To be done: Locate the lines that hold the string "заявку". Copy every such line.

Dataset entries:

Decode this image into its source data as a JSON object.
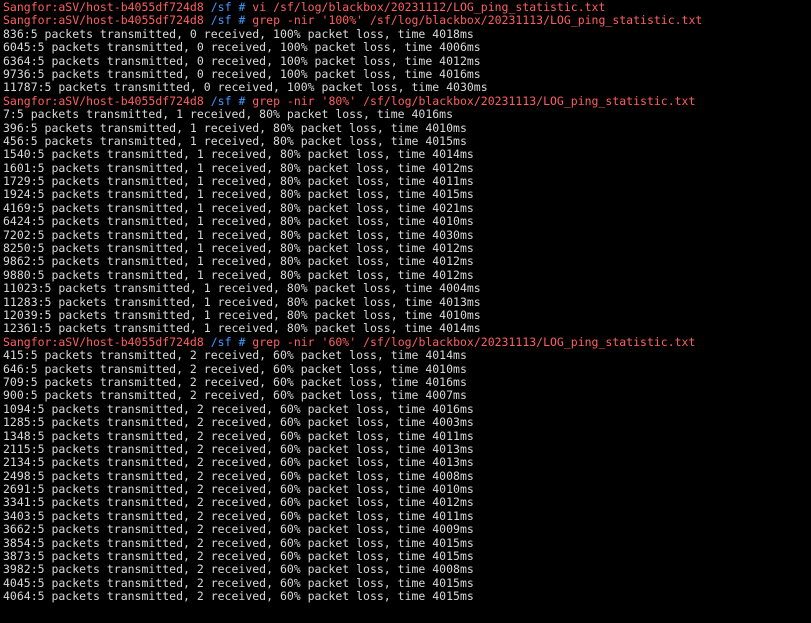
{
  "terminal": {
    "colors": {
      "background": "#000000",
      "text": "#d9d9d9",
      "prompt_host": "#ff5f5f",
      "prompt_path": "#3f9bff"
    },
    "lines": [
      {
        "type": "prompt",
        "host": "Sangfor:aSV/host-b4055df724d8",
        "path": "/sf",
        "cmd": "vi /sf/log/blackbox/20231112/LOG_ping_statistic.txt"
      },
      {
        "type": "prompt",
        "host": "Sangfor:aSV/host-b4055df724d8",
        "path": "/sf",
        "cmd": "grep -nir '100%' /sf/log/blackbox/20231113/LOG_ping_statistic.txt"
      },
      {
        "type": "out",
        "text": "836:5 packets transmitted, 0 received, 100% packet loss, time 4018ms"
      },
      {
        "type": "out",
        "text": "6045:5 packets transmitted, 0 received, 100% packet loss, time 4006ms"
      },
      {
        "type": "out",
        "text": "6364:5 packets transmitted, 0 received, 100% packet loss, time 4012ms"
      },
      {
        "type": "out",
        "text": "9736:5 packets transmitted, 0 received, 100% packet loss, time 4016ms"
      },
      {
        "type": "out",
        "text": "11787:5 packets transmitted, 0 received, 100% packet loss, time 4030ms"
      },
      {
        "type": "prompt",
        "host": "Sangfor:aSV/host-b4055df724d8",
        "path": "/sf",
        "cmd": "grep -nir '80%' /sf/log/blackbox/20231113/LOG_ping_statistic.txt"
      },
      {
        "type": "out",
        "text": "7:5 packets transmitted, 1 received, 80% packet loss, time 4016ms"
      },
      {
        "type": "out",
        "text": "396:5 packets transmitted, 1 received, 80% packet loss, time 4010ms"
      },
      {
        "type": "out",
        "text": "456:5 packets transmitted, 1 received, 80% packet loss, time 4015ms"
      },
      {
        "type": "out",
        "text": "1540:5 packets transmitted, 1 received, 80% packet loss, time 4014ms"
      },
      {
        "type": "out",
        "text": "1601:5 packets transmitted, 1 received, 80% packet loss, time 4012ms"
      },
      {
        "type": "out",
        "text": "1729:5 packets transmitted, 1 received, 80% packet loss, time 4011ms"
      },
      {
        "type": "out",
        "text": "1924:5 packets transmitted, 1 received, 80% packet loss, time 4015ms"
      },
      {
        "type": "out",
        "text": "4169:5 packets transmitted, 1 received, 80% packet loss, time 4021ms"
      },
      {
        "type": "out",
        "text": "6424:5 packets transmitted, 1 received, 80% packet loss, time 4010ms"
      },
      {
        "type": "out",
        "text": "7202:5 packets transmitted, 1 received, 80% packet loss, time 4030ms"
      },
      {
        "type": "out",
        "text": "8250:5 packets transmitted, 1 received, 80% packet loss, time 4012ms"
      },
      {
        "type": "out",
        "text": "9862:5 packets transmitted, 1 received, 80% packet loss, time 4012ms"
      },
      {
        "type": "out",
        "text": "9880:5 packets transmitted, 1 received, 80% packet loss, time 4012ms"
      },
      {
        "type": "out",
        "text": "11023:5 packets transmitted, 1 received, 80% packet loss, time 4004ms"
      },
      {
        "type": "out",
        "text": "11283:5 packets transmitted, 1 received, 80% packet loss, time 4013ms"
      },
      {
        "type": "out",
        "text": "12039:5 packets transmitted, 1 received, 80% packet loss, time 4010ms"
      },
      {
        "type": "out",
        "text": "12361:5 packets transmitted, 1 received, 80% packet loss, time 4014ms"
      },
      {
        "type": "prompt",
        "host": "Sangfor:aSV/host-b4055df724d8",
        "path": "/sf",
        "cmd": "grep -nir '60%' /sf/log/blackbox/20231113/LOG_ping_statistic.txt"
      },
      {
        "type": "out",
        "text": "415:5 packets transmitted, 2 received, 60% packet loss, time 4014ms"
      },
      {
        "type": "out",
        "text": "646:5 packets transmitted, 2 received, 60% packet loss, time 4010ms"
      },
      {
        "type": "out",
        "text": "709:5 packets transmitted, 2 received, 60% packet loss, time 4016ms"
      },
      {
        "type": "out",
        "text": "900:5 packets transmitted, 2 received, 60% packet loss, time 4007ms"
      },
      {
        "type": "out",
        "text": "1094:5 packets transmitted, 2 received, 60% packet loss, time 4016ms"
      },
      {
        "type": "out",
        "text": "1285:5 packets transmitted, 2 received, 60% packet loss, time 4003ms"
      },
      {
        "type": "out",
        "text": "1348:5 packets transmitted, 2 received, 60% packet loss, time 4011ms"
      },
      {
        "type": "out",
        "text": "2115:5 packets transmitted, 2 received, 60% packet loss, time 4013ms"
      },
      {
        "type": "out",
        "text": "2134:5 packets transmitted, 2 received, 60% packet loss, time 4013ms"
      },
      {
        "type": "out",
        "text": "2498:5 packets transmitted, 2 received, 60% packet loss, time 4008ms"
      },
      {
        "type": "out",
        "text": "2691:5 packets transmitted, 2 received, 60% packet loss, time 4010ms"
      },
      {
        "type": "out",
        "text": "3341:5 packets transmitted, 2 received, 60% packet loss, time 4012ms"
      },
      {
        "type": "out",
        "text": "3403:5 packets transmitted, 2 received, 60% packet loss, time 4011ms"
      },
      {
        "type": "out",
        "text": "3662:5 packets transmitted, 2 received, 60% packet loss, time 4009ms"
      },
      {
        "type": "out",
        "text": "3854:5 packets transmitted, 2 received, 60% packet loss, time 4015ms"
      },
      {
        "type": "out",
        "text": "3873:5 packets transmitted, 2 received, 60% packet loss, time 4015ms"
      },
      {
        "type": "out",
        "text": "3982:5 packets transmitted, 2 received, 60% packet loss, time 4008ms"
      },
      {
        "type": "out",
        "text": "4045:5 packets transmitted, 2 received, 60% packet loss, time 4015ms"
      },
      {
        "type": "out",
        "text": "4064:5 packets transmitted, 2 received, 60% packet loss, time 4015ms"
      }
    ]
  }
}
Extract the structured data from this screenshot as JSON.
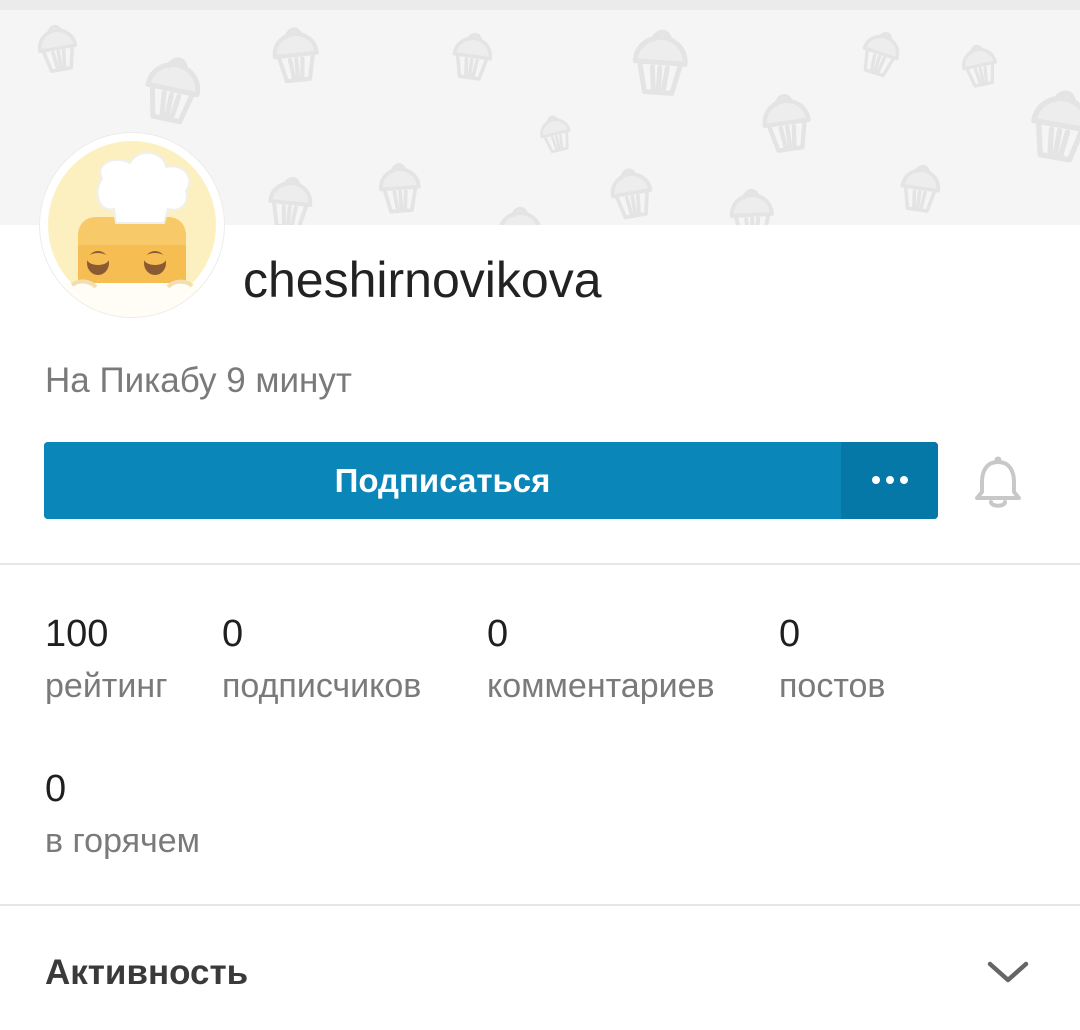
{
  "profile": {
    "username": "cheshirnovikova",
    "since": "На Пикабу 9 минут",
    "avatar_icon": "chef-avatar-icon",
    "cover_pattern": "cupcake-pattern-icon"
  },
  "actions": {
    "subscribe_label": "Подписаться",
    "more_icon": "more-dots-icon",
    "bell_icon": "bell-icon"
  },
  "stats": {
    "rating": {
      "value": "100",
      "label": "рейтинг"
    },
    "subscribers": {
      "value": "0",
      "label": "подписчиков"
    },
    "comments": {
      "value": "0",
      "label": "комментариев"
    },
    "posts": {
      "value": "0",
      "label": "постов"
    },
    "hot": {
      "value": "0",
      "label": "в горячем"
    }
  },
  "activity": {
    "title": "Активность",
    "chevron_icon": "chevron-down-icon"
  },
  "colors": {
    "accent": "#0a86b9",
    "accent_dark": "#0678a8",
    "cover_bg": "#f5f5f5",
    "muted_text": "#7a7a7a"
  }
}
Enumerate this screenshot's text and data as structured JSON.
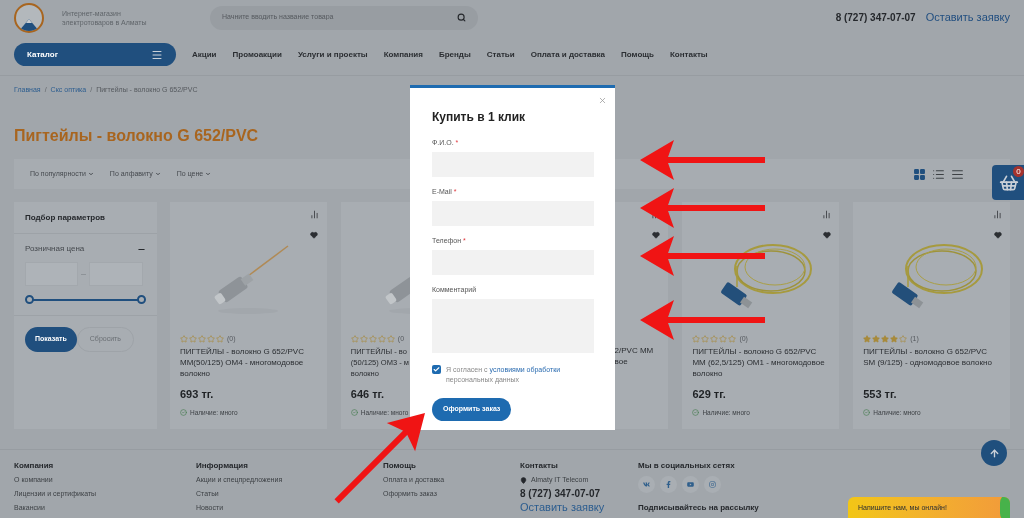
{
  "header": {
    "tagline": "Интернет-магазин электротоваров в Алматы",
    "search": {
      "placeholder": "Начните вводить название товара"
    },
    "phone": "8 (727) 347-07-07",
    "request_link": "Оставить заявку"
  },
  "nav": {
    "catalog": "Каталог",
    "items": [
      "Акции",
      "Промоакции",
      "Услуги и проекты",
      "Компания",
      "Бренды",
      "Статьи",
      "Оплата и доставка",
      "Помощь",
      "Контакты"
    ]
  },
  "breadcrumb_separator": "/",
  "breadcrumbs": [
    {
      "label": "Главная",
      "kind": "link"
    },
    {
      "label": "Скс оптика",
      "kind": "link"
    },
    {
      "label": "Пигтейлы - волокно G 652/PVC",
      "kind": "current"
    }
  ],
  "title": "Пигтейлы - волокно G 652/PVC",
  "sort": [
    "По популярности",
    "По алфавиту",
    "По цене"
  ],
  "view_modes": [
    {
      "kind": "grid",
      "selected": true
    },
    {
      "kind": "list",
      "selected": false
    },
    {
      "kind": "table",
      "selected": false
    }
  ],
  "cart": {
    "count": "0"
  },
  "filter": {
    "title": "Подбор параметров",
    "price_label": "Розничная цена",
    "expanded": true,
    "price_range": [
      {
        "level": 0
      },
      {
        "level": 1
      }
    ],
    "show": "Показать",
    "reset": "Сбросить"
  },
  "products": [
    {
      "kind": "full",
      "stars": 0,
      "reviews": "(0)",
      "name": "ПИГТЕЙЛЫ - волокно G 652/PVC MM(50/125) OM4 - многомодовое волокно",
      "price": "693 тг.",
      "availability": "Наличие: много"
    },
    {
      "kind": "clipped",
      "stars": 0,
      "reviews": "(0",
      "name_lines": [
        "ПИГТЕЙЛЫ - во",
        "(50/125) OM3 - м",
        "волокно"
      ],
      "price": "646 тг.",
      "availability": "Наличие: много"
    },
    {
      "kind": "partial",
      "name_lines": [
        "2/PVC MM",
        "вое"
      ]
    },
    {
      "kind": "full",
      "stars": 0,
      "reviews": "(0)",
      "name": "ПИГТЕЙЛЫ - волокно G 652/PVC MM (62,5/125) OM1 - многомодовое волокно",
      "price": "629 тг.",
      "availability": "Наличие: много"
    },
    {
      "kind": "full",
      "stars": 4,
      "reviews": "(1)",
      "name": "ПИГТЕЙЛЫ - волокно G 652/PVC SM (9/125) - одномодовое волокно",
      "price": "553 тг.",
      "availability": "Наличие: много"
    }
  ],
  "modal": {
    "title": "Купить в 1 клик",
    "fields": [
      {
        "label": "Ф.И.О.",
        "required_mark": "*",
        "kind": "input"
      },
      {
        "label": "E-Mail",
        "required_mark": "*",
        "kind": "input"
      },
      {
        "label": "Телефон",
        "required_mark": "*",
        "kind": "input"
      },
      {
        "label": "Комментарий",
        "kind": "textarea"
      }
    ],
    "consent": {
      "checked": true,
      "before": "Я согласен с ",
      "link": "условиями обработки",
      "after": " персональных данных"
    },
    "submit": "Оформить заказ"
  },
  "footer": {
    "columns": [
      {
        "title": "Компания",
        "links": [
          "О компании",
          "Лицензии и сертификаты",
          "Вакансии"
        ]
      },
      {
        "title": "Информация",
        "links": [
          "Акции и спецпредложения",
          "Статьи",
          "Новости"
        ]
      },
      {
        "title": "Помощь",
        "links": [
          "Оплата и доставка",
          "Оформить заказ"
        ]
      }
    ],
    "contacts": {
      "title": "Контакты",
      "address": "Almaty IT Telecom",
      "phone": "8 (727) 347-07-07",
      "request_link": "Оставить заявку"
    },
    "social": {
      "title": "Мы в социальных сетях",
      "networks": [
        {
          "kind": "vk"
        },
        {
          "kind": "facebook"
        },
        {
          "kind": "youtube"
        },
        {
          "kind": "instagram"
        }
      ],
      "subscribe": "Подписывайтесь на рассылку"
    }
  },
  "chat": "Напишите нам, мы онлайн!"
}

Output below:
    "request_link": "Оставить заявку"
      "request_link": "Оставить заявку"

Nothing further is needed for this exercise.